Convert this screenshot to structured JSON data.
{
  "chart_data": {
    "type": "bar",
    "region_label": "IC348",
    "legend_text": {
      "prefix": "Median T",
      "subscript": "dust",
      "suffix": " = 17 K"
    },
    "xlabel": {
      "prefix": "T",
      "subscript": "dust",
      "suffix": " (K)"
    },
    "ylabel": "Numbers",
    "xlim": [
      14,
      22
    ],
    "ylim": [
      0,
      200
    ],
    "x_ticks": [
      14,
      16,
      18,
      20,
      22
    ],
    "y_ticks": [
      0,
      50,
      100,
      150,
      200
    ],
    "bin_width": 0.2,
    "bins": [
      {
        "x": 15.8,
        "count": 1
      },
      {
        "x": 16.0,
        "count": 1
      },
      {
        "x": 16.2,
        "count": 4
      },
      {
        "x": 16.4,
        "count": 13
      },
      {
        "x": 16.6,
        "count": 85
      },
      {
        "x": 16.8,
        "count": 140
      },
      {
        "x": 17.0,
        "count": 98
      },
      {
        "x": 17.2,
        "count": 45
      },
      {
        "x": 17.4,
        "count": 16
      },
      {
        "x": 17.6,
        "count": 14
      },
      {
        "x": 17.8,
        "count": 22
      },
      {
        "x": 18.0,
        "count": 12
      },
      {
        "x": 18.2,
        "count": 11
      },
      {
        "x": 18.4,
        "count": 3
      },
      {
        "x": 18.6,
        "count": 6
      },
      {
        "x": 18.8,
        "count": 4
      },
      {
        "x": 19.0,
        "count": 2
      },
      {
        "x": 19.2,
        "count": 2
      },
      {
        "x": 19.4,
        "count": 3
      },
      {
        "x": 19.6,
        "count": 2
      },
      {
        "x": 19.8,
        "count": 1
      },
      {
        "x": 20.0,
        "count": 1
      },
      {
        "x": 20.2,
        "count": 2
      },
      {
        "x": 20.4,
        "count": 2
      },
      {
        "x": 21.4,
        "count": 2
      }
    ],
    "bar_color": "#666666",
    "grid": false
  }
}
=======
(Written exercise) Extract the full listing above without altering anything.

(Expected answer)
Convert this screenshot to structured JSON data.
{
  "chart_data": {
    "type": "bar",
    "region_label": "IC348",
    "legend_text": {
      "prefix": "Median T",
      "subscript": "dust",
      "suffix": " = 17 K"
    },
    "xlabel": {
      "prefix": "T",
      "subscript": "dust",
      "suffix": " (K)"
    },
    "ylabel": "Numbers",
    "xlim": [
      14,
      22
    ],
    "ylim": [
      0,
      200
    ],
    "x_ticks": [
      14,
      16,
      18,
      20,
      22
    ],
    "y_ticks": [
      0,
      50,
      100,
      150,
      200
    ],
    "bin_width": 0.2,
    "bins": [
      {
        "x": 15.8,
        "count": 1
      },
      {
        "x": 16.0,
        "count": 1
      },
      {
        "x": 16.2,
        "count": 4
      },
      {
        "x": 16.4,
        "count": 13
      },
      {
        "x": 16.6,
        "count": 85
      },
      {
        "x": 16.8,
        "count": 140
      },
      {
        "x": 17.0,
        "count": 98
      },
      {
        "x": 17.2,
        "count": 45
      },
      {
        "x": 17.4,
        "count": 16
      },
      {
        "x": 17.6,
        "count": 14
      },
      {
        "x": 17.8,
        "count": 22
      },
      {
        "x": 18.0,
        "count": 12
      },
      {
        "x": 18.2,
        "count": 11
      },
      {
        "x": 18.4,
        "count": 3
      },
      {
        "x": 18.6,
        "count": 6
      },
      {
        "x": 18.8,
        "count": 4
      },
      {
        "x": 19.0,
        "count": 2
      },
      {
        "x": 19.2,
        "count": 2
      },
      {
        "x": 19.4,
        "count": 3
      },
      {
        "x": 19.6,
        "count": 2
      },
      {
        "x": 19.8,
        "count": 1
      },
      {
        "x": 20.0,
        "count": 1
      },
      {
        "x": 20.2,
        "count": 2
      },
      {
        "x": 20.4,
        "count": 2
      },
      {
        "x": 21.4,
        "count": 2
      }
    ],
    "bar_color": "#666666",
    "grid": false
  }
}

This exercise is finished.